- [GIVEN RECORDS]:
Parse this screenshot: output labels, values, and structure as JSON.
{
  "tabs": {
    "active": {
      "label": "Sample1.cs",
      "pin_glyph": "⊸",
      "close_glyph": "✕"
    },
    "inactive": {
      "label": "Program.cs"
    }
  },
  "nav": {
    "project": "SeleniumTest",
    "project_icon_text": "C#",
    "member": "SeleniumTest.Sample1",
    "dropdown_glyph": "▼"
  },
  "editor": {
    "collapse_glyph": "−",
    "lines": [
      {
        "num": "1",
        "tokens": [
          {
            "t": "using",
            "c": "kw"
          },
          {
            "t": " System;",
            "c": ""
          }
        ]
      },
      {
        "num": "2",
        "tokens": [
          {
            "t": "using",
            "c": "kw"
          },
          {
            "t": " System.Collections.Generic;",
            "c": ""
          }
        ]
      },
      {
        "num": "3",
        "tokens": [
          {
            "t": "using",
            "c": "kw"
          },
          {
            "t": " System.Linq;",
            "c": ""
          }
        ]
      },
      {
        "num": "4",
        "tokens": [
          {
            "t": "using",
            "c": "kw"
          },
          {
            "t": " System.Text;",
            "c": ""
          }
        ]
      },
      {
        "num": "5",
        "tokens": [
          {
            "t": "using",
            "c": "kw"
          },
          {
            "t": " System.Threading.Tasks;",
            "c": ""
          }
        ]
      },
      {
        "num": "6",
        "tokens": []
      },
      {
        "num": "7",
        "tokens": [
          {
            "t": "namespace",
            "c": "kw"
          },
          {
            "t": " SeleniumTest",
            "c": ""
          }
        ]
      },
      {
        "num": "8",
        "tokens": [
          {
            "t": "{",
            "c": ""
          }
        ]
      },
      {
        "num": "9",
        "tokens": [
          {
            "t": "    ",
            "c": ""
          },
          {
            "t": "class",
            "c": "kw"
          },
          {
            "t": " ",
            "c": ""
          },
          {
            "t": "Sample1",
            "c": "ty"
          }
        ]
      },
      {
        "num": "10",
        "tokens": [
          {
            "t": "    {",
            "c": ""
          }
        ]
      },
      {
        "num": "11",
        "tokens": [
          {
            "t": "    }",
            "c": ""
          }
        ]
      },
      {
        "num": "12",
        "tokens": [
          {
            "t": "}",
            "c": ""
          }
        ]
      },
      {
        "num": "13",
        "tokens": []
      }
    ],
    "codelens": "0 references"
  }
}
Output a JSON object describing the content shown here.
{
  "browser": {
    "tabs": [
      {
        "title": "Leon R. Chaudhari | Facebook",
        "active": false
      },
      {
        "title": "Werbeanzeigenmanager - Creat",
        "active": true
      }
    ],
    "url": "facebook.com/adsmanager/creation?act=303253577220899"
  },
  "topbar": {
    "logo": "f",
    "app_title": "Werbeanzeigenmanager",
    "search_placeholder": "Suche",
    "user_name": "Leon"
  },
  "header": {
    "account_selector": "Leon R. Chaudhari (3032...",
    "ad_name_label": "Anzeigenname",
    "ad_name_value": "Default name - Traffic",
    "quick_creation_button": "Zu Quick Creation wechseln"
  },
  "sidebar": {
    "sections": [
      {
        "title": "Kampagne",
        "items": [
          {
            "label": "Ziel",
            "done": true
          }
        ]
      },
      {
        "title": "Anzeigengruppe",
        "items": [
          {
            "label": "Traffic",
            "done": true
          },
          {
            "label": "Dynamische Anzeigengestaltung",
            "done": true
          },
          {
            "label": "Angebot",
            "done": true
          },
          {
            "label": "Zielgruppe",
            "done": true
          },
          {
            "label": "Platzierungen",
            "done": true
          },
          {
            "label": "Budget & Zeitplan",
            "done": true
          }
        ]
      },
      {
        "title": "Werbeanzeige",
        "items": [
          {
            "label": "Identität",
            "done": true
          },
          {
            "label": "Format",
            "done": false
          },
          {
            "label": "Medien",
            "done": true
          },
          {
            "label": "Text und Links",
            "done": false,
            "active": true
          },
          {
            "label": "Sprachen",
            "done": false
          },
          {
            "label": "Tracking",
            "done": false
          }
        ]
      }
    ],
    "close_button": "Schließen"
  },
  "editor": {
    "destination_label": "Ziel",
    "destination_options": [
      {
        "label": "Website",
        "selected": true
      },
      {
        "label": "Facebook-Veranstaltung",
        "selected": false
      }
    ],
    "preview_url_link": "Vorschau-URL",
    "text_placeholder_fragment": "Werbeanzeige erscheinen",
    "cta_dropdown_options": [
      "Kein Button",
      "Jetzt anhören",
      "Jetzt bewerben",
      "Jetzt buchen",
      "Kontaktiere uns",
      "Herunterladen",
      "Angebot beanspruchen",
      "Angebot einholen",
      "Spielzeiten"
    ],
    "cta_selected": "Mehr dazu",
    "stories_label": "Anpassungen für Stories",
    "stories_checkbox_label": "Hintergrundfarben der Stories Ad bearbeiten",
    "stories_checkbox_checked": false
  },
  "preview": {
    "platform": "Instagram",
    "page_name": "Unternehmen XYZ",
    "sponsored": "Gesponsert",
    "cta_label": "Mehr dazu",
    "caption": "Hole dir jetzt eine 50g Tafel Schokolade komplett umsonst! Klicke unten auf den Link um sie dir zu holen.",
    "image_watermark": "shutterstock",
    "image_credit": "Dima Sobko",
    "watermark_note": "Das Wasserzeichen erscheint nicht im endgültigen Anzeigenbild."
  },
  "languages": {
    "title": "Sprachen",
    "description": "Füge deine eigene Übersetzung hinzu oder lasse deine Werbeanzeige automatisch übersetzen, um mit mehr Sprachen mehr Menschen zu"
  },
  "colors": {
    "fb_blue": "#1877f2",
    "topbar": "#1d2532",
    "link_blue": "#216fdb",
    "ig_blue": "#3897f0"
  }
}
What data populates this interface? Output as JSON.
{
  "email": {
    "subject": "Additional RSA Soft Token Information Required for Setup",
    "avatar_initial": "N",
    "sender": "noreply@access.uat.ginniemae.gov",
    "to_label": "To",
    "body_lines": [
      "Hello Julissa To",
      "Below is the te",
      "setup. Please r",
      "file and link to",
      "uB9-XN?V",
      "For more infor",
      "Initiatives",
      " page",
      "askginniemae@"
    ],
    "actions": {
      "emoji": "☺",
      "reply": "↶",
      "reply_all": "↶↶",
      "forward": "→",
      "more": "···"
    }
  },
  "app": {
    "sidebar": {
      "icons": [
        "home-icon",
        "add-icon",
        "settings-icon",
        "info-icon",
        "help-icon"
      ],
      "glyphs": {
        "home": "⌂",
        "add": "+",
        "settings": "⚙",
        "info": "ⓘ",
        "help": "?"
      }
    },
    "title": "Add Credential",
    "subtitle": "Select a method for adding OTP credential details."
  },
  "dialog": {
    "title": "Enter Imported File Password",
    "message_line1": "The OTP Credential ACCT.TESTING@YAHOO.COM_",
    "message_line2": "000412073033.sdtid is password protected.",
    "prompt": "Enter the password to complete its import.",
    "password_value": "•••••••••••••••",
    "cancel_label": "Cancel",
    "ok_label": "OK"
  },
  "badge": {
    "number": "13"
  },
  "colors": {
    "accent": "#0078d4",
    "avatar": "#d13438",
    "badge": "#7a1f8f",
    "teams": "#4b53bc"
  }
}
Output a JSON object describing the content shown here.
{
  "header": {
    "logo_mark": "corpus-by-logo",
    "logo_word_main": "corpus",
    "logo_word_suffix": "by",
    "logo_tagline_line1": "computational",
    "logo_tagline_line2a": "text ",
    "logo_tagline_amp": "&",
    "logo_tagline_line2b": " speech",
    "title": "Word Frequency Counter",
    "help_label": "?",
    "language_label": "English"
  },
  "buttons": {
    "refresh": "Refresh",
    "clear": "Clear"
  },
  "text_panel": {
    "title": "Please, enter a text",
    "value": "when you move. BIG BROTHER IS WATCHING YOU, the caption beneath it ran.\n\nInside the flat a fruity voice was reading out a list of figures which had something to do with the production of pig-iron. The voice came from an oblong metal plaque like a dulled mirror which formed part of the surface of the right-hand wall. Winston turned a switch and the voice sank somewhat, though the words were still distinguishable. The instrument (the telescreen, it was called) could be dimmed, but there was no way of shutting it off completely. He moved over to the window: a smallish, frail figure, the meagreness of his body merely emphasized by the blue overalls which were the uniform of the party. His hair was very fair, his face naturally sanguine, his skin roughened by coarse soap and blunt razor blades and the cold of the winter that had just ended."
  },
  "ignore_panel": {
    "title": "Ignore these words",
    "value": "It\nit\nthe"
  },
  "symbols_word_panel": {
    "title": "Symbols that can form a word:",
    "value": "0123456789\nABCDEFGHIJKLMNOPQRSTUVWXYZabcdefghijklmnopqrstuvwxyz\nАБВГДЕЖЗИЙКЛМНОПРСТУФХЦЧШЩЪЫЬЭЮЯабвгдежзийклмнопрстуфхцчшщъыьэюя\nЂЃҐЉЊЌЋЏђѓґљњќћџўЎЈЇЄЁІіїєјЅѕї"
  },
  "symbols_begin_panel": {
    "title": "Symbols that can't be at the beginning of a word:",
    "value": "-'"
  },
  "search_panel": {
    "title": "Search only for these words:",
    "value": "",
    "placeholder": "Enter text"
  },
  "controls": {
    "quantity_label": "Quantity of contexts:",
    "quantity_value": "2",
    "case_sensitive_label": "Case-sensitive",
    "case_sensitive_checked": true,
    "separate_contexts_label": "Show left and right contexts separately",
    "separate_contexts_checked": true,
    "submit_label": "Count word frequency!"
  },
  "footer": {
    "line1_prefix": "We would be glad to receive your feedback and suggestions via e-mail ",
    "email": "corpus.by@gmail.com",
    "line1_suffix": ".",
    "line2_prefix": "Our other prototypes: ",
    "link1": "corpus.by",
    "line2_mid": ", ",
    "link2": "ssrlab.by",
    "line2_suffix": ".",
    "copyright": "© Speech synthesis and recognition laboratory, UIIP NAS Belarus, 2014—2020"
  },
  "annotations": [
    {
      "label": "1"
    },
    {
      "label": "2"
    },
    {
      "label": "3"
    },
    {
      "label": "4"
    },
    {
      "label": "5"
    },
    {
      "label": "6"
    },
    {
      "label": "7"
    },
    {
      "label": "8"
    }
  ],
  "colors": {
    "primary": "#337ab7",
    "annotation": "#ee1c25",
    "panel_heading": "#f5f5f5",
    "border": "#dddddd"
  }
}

- [EXERCISE PROMPT]: Which lines hold the word "Leon"? Copy each of them from the records.

- [EXPECTED ANSWER]:
        "title": "Leon R. Chaudhari | Facebook",
    "user_name": "Leon"
    "account_selector": "Leon R. Chaudhari (3032...",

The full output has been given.